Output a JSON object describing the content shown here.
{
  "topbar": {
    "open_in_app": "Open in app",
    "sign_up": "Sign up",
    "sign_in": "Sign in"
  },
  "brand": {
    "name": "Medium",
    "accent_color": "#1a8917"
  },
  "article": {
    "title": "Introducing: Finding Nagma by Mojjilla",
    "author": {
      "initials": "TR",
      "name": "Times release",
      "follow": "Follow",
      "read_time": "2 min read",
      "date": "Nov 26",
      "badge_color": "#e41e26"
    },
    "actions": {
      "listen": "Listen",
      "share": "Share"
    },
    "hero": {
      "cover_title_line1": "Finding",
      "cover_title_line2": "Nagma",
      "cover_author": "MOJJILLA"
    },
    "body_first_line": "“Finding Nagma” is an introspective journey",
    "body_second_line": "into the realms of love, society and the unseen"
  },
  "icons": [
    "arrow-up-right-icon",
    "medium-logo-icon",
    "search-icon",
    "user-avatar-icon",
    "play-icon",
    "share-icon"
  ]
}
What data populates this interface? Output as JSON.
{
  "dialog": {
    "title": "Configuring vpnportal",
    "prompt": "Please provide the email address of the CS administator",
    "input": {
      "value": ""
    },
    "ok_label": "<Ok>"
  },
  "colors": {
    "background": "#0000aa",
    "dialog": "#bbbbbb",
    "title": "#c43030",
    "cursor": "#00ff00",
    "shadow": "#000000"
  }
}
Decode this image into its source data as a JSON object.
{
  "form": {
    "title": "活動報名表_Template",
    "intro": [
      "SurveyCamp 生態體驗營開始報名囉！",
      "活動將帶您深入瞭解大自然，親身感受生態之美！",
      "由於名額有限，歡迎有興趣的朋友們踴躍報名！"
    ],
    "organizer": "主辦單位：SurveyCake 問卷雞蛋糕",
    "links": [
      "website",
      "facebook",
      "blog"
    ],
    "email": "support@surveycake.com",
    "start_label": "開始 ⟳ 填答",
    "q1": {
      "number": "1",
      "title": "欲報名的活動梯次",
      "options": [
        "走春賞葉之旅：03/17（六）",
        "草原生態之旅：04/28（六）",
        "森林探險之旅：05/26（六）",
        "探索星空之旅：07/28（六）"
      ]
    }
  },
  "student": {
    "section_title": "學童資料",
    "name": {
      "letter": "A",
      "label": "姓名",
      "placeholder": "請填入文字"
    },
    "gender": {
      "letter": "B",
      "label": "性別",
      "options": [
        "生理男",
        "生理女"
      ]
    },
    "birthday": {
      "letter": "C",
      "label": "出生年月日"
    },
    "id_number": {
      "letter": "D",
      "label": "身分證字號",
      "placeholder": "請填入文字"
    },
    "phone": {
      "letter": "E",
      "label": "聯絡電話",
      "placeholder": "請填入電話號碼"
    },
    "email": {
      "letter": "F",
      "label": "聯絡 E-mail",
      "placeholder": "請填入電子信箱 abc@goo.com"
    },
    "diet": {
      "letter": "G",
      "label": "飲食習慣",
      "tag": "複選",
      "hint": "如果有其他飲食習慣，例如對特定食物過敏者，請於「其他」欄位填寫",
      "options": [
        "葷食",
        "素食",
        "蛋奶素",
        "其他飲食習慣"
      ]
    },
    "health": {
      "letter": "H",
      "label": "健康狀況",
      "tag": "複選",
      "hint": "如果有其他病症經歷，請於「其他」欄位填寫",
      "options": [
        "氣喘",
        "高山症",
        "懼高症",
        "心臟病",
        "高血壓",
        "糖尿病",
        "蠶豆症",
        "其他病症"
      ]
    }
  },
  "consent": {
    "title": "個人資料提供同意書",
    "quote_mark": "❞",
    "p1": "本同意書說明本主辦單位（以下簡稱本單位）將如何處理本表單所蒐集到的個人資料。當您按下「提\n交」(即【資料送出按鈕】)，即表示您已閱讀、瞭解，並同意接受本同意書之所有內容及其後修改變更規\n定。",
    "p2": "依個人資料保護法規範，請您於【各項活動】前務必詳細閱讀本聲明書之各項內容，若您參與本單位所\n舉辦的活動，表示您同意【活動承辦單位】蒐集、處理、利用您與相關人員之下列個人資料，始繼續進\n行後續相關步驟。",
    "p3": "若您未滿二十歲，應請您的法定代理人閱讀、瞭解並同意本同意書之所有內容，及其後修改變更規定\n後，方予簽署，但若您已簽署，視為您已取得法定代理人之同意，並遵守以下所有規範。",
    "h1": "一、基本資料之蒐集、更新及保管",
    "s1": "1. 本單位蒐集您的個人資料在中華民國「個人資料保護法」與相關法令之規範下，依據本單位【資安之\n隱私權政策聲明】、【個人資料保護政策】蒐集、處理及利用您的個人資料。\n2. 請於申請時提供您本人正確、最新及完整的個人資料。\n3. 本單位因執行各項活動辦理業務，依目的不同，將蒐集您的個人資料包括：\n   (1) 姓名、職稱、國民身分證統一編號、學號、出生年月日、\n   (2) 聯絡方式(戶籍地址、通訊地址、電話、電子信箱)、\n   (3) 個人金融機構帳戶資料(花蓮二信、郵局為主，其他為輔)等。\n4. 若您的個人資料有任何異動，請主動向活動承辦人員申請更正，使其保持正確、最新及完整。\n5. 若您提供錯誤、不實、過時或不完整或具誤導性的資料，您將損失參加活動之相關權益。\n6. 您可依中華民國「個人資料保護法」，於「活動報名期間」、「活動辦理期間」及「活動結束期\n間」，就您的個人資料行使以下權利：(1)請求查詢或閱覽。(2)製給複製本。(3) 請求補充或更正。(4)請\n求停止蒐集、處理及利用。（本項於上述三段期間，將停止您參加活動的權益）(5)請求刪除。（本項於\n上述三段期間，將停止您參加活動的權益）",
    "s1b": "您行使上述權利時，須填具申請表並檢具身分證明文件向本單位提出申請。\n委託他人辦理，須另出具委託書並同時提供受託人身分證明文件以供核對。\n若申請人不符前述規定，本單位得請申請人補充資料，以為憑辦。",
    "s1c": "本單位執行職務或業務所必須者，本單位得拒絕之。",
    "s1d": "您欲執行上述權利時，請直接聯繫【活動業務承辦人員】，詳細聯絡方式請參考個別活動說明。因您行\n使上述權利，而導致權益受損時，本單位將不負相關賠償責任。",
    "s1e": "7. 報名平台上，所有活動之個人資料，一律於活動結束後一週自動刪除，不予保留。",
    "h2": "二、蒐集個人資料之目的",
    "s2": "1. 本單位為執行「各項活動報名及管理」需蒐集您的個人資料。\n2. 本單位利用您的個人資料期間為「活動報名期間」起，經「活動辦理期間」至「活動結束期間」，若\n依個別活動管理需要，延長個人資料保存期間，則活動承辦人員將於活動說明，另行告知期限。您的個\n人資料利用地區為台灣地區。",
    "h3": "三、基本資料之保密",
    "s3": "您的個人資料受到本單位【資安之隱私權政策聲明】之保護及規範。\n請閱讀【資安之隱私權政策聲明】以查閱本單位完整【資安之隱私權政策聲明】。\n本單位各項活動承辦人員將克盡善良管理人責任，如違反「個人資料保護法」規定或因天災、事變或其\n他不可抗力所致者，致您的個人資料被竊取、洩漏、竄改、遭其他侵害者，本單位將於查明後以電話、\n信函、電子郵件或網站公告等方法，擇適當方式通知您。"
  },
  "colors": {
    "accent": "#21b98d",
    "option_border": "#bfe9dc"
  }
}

* * * * * * * * *

GIVEN REQUEST: Show all lines from the listing above in which "欄位填寫" appears.

WORKED ANSWER:
      "hint": "如果有其他飲食習慣，例如對特定食物過敏者，請於「其他」欄位填寫",
      "hint": "如果有其他病症經歷，請於「其他」欄位填寫",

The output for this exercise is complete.